*EXERCISE DETAILS*: List, from the lines below, each one with "this" in it.

*EXERCISE MATERIAL*:
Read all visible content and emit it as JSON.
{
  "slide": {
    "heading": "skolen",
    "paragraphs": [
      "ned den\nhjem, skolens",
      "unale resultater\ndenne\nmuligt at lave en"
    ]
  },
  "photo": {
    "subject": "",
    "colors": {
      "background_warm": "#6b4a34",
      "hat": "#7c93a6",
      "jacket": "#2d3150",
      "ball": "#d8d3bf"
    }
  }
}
--
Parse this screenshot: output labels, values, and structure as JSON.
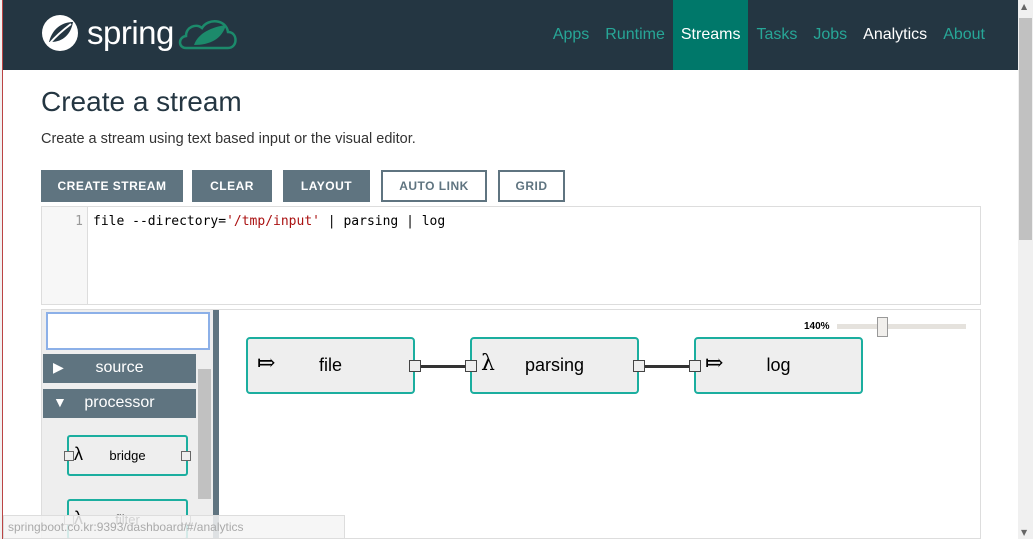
...
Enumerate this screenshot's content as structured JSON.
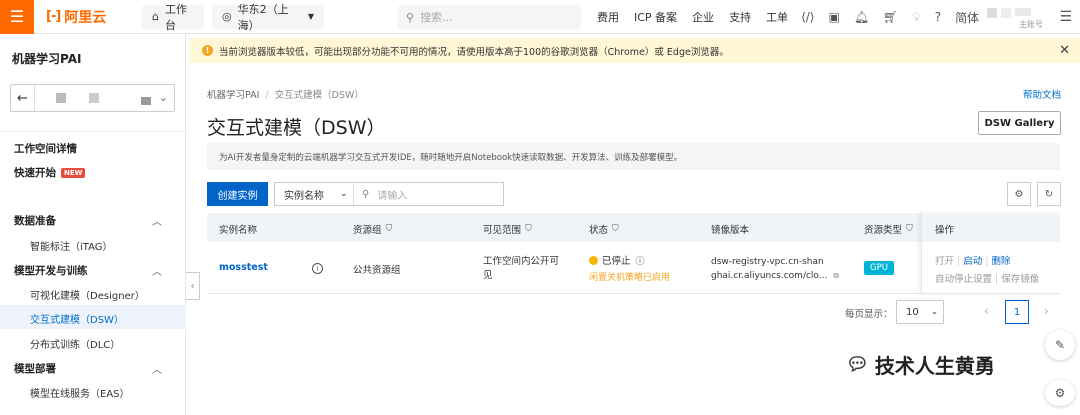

*OUTPUT*:
Parse this screenshot: output labels, values, and structure as JSON.
Enumerate this screenshot's content as structured JSON.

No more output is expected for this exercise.